§ **Figure contents as structured data**
****************************************
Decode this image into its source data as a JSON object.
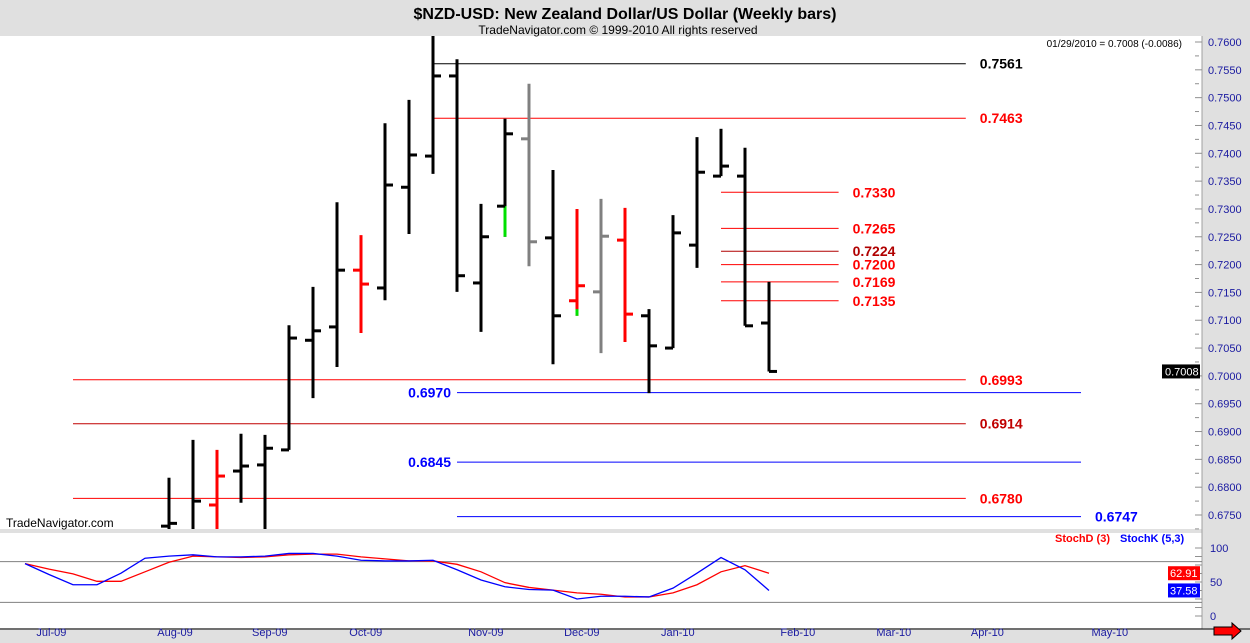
{
  "header": {
    "title": "$NZD-USD:  New Zealand Dollar/US Dollar  (Weekly bars)",
    "copyright": "TradeNavigator.com © 1999-2010 All rights reserved",
    "last_quote": "01/29/2010 = 0.7008 (-0.0086)",
    "watermark": "TradeNavigator.com"
  },
  "chart_data": [
    {
      "type": "ohlc",
      "title": "$NZD-USD:  New Zealand Dollar/US Dollar  (Weekly bars)",
      "ylim": [
        0.674,
        0.761
      ],
      "yticks": [
        "0.6750",
        "0.6800",
        "0.6850",
        "0.6900",
        "0.6950",
        "0.7000",
        "0.7050",
        "0.7100",
        "0.7150",
        "0.7200",
        "0.7250",
        "0.7300",
        "0.7350",
        "0.7400",
        "0.7450",
        "0.7500",
        "0.7550",
        "0.7600"
      ],
      "last_price_label": "0.7008",
      "colors": {
        "up": "#000000",
        "red": "#ff0000",
        "gray": "#808080",
        "green": "#00e000"
      },
      "bars": [
        {
          "week": 6,
          "o": 0.673,
          "h": 0.6817,
          "l": 0.67,
          "c": 0.6735,
          "color": "up"
        },
        {
          "week": 7,
          "o": 0.672,
          "h": 0.6885,
          "l": 0.669,
          "c": 0.6775,
          "color": "up"
        },
        {
          "week": 8,
          "o": 0.6768,
          "h": 0.6867,
          "l": 0.67,
          "c": 0.682,
          "color": "red"
        },
        {
          "week": 9,
          "o": 0.6829,
          "h": 0.6896,
          "l": 0.6772,
          "c": 0.6838,
          "color": "up"
        },
        {
          "week": 10,
          "o": 0.684,
          "h": 0.6894,
          "l": 0.67,
          "c": 0.687,
          "color": "up"
        },
        {
          "week": 11,
          "o": 0.6867,
          "h": 0.7091,
          "l": 0.6867,
          "c": 0.7068,
          "color": "up"
        },
        {
          "week": 12,
          "o": 0.7064,
          "h": 0.716,
          "l": 0.696,
          "c": 0.7081,
          "color": "up"
        },
        {
          "week": 13,
          "o": 0.7088,
          "h": 0.7312,
          "l": 0.7016,
          "c": 0.719,
          "color": "up"
        },
        {
          "week": 14,
          "o": 0.719,
          "h": 0.7253,
          "l": 0.7077,
          "c": 0.7165,
          "color": "red"
        },
        {
          "week": 15,
          "o": 0.7158,
          "h": 0.7454,
          "l": 0.7136,
          "c": 0.7343,
          "color": "up"
        },
        {
          "week": 16,
          "o": 0.7339,
          "h": 0.7496,
          "l": 0.7255,
          "c": 0.7397,
          "color": "up"
        },
        {
          "week": 17,
          "o": 0.7395,
          "h": 0.7613,
          "l": 0.7363,
          "c": 0.7539,
          "color": "up"
        },
        {
          "week": 18,
          "o": 0.7539,
          "h": 0.7569,
          "l": 0.7151,
          "c": 0.718,
          "color": "up"
        },
        {
          "week": 19,
          "o": 0.7167,
          "h": 0.7309,
          "l": 0.7079,
          "c": 0.725,
          "color": "up"
        },
        {
          "week": 20,
          "o": 0.7305,
          "h": 0.7462,
          "l": 0.725,
          "c": 0.7435,
          "color": "up",
          "low_accent": {
            "to": 0.7305,
            "color": "green"
          }
        },
        {
          "week": 21,
          "o": 0.7426,
          "h": 0.7525,
          "l": 0.7197,
          "c": 0.7241,
          "color": "gray"
        },
        {
          "week": 22,
          "o": 0.7248,
          "h": 0.737,
          "l": 0.7021,
          "c": 0.7108,
          "color": "up"
        },
        {
          "week": 23,
          "o": 0.7135,
          "h": 0.73,
          "l": 0.7108,
          "c": 0.7162,
          "color": "red",
          "low_accent": {
            "to": 0.712,
            "color": "green"
          }
        },
        {
          "week": 24,
          "o": 0.7151,
          "h": 0.7318,
          "l": 0.7041,
          "c": 0.7251,
          "color": "gray"
        },
        {
          "week": 25,
          "o": 0.7244,
          "h": 0.7302,
          "l": 0.7061,
          "c": 0.7111,
          "color": "red"
        },
        {
          "week": 26,
          "o": 0.7108,
          "h": 0.712,
          "l": 0.6969,
          "c": 0.7054,
          "color": "up"
        },
        {
          "week": 27,
          "o": 0.705,
          "h": 0.7289,
          "l": 0.705,
          "c": 0.7257,
          "color": "up"
        },
        {
          "week": 28,
          "o": 0.7235,
          "h": 0.7429,
          "l": 0.7194,
          "c": 0.7366,
          "color": "up"
        },
        {
          "week": 29,
          "o": 0.7359,
          "h": 0.7444,
          "l": 0.7359,
          "c": 0.7377,
          "color": "up"
        },
        {
          "week": 30,
          "o": 0.7359,
          "h": 0.741,
          "l": 0.709,
          "c": 0.709,
          "color": "up"
        },
        {
          "week": 31,
          "o": 0.7095,
          "h": 0.7169,
          "l": 0.7008,
          "c": 0.7008,
          "color": "up"
        }
      ],
      "levels": [
        {
          "value": 0.7561,
          "label": "0.7561",
          "color": "#000000",
          "from_week": 17,
          "to_week": 39.2,
          "label_side": "right"
        },
        {
          "value": 0.7463,
          "label": "0.7463",
          "color": "#ff0000",
          "from_week": 17,
          "to_week": 39.2,
          "label_side": "right"
        },
        {
          "value": 0.733,
          "label": "0.7330",
          "color": "#ff0000",
          "from_week": 29,
          "to_week": 33.9,
          "label_side": "right"
        },
        {
          "value": 0.7265,
          "label": "0.7265",
          "color": "#ff0000",
          "from_week": 29,
          "to_week": 33.9,
          "label_side": "right"
        },
        {
          "value": 0.7224,
          "label": "0.7224",
          "color": "#b00000",
          "from_week": 29,
          "to_week": 33.9,
          "label_side": "right"
        },
        {
          "value": 0.72,
          "label": "0.7200",
          "color": "#ff0000",
          "from_week": 29,
          "to_week": 33.9,
          "label_side": "right"
        },
        {
          "value": 0.7169,
          "label": "0.7169",
          "color": "#ff0000",
          "from_week": 29,
          "to_week": 33.9,
          "label_side": "right"
        },
        {
          "value": 0.7135,
          "label": "0.7135",
          "color": "#ff0000",
          "from_week": 29,
          "to_week": 33.9,
          "label_side": "right"
        },
        {
          "value": 0.6993,
          "label": "0.6993",
          "color": "#ff0000",
          "from_week": 2,
          "to_week": 39.2,
          "label_side": "right"
        },
        {
          "value": 0.697,
          "label": "0.6970",
          "color": "#0000ff",
          "from_week": 18,
          "to_week": 44,
          "label_side": "left"
        },
        {
          "value": 0.6914,
          "label": "0.6914",
          "color": "#c00000",
          "from_week": 2,
          "to_week": 39.2,
          "label_side": "right"
        },
        {
          "value": 0.6845,
          "label": "0.6845",
          "color": "#0000ff",
          "from_week": 18,
          "to_week": 44,
          "label_side": "left"
        },
        {
          "value": 0.678,
          "label": "0.6780",
          "color": "#ff0000",
          "from_week": 2,
          "to_week": 39.2,
          "label_side": "right"
        },
        {
          "value": 0.6747,
          "label": "0.6747",
          "color": "#0000ff",
          "from_week": 18,
          "to_week": 44,
          "label_side": "right"
        }
      ]
    },
    {
      "type": "line",
      "title": "Stochastic",
      "ylim": [
        0,
        100
      ],
      "yticks": [
        "0",
        "50",
        "100"
      ],
      "reference_lines": [
        20,
        80
      ],
      "series": [
        {
          "name": "StochD (3)",
          "color": "#ff0000",
          "last_label": "62.91",
          "values": [
            77,
            69,
            62,
            51,
            51,
            65,
            79,
            88,
            87,
            86,
            87,
            90,
            91,
            91,
            87,
            84,
            81,
            81,
            76,
            65,
            49,
            42,
            38,
            34,
            32,
            28,
            28,
            34,
            46,
            65,
            74,
            62.91
          ]
        },
        {
          "name": "StochK (5,3)",
          "color": "#0000ff",
          "last_label": "37.58",
          "values": [
            77,
            61,
            46,
            46,
            63,
            85,
            88,
            90,
            87,
            87,
            88,
            92,
            92,
            88,
            82,
            81,
            81,
            82,
            68,
            53,
            43,
            39,
            38,
            25,
            29,
            29,
            28,
            41,
            63,
            86,
            68,
            37.58
          ]
        }
      ]
    }
  ],
  "x_axis": {
    "labels": [
      {
        "text": "Jul-09",
        "week": 1.1
      },
      {
        "text": "Aug-09",
        "week": 6.25
      },
      {
        "text": "Sep-09",
        "week": 10.2
      },
      {
        "text": "Oct-09",
        "week": 14.2
      },
      {
        "text": "Nov-09",
        "week": 19.2
      },
      {
        "text": "Dec-09",
        "week": 23.2
      },
      {
        "text": "Jan-10",
        "week": 27.2
      },
      {
        "text": "Feb-10",
        "week": 32.2
      },
      {
        "text": "Mar-10",
        "week": 36.2
      },
      {
        "text": "Apr-10",
        "week": 40.1
      },
      {
        "text": "May-10",
        "week": 45.2
      }
    ]
  },
  "icons": {
    "scroll_right": "red-right-arrow-icon"
  }
}
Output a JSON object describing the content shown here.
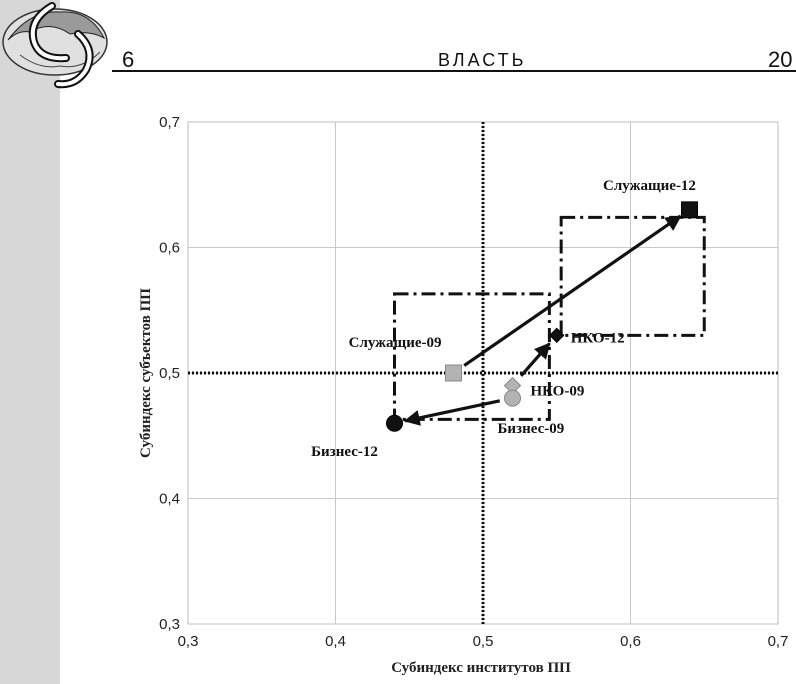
****************************************
§ **TASK TO COMPLETE**
Scan the listing above. Collect all lines with the word "title".

§ **WRITTEN ANSWER**
    "title": "$NZD-USD:  New Zealand Dollar/US Dollar  (Weekly bars)",
      "title": "$NZD-USD:  New Zealand Dollar/US Dollar  (Weekly bars)",
      "title": "Stochastic",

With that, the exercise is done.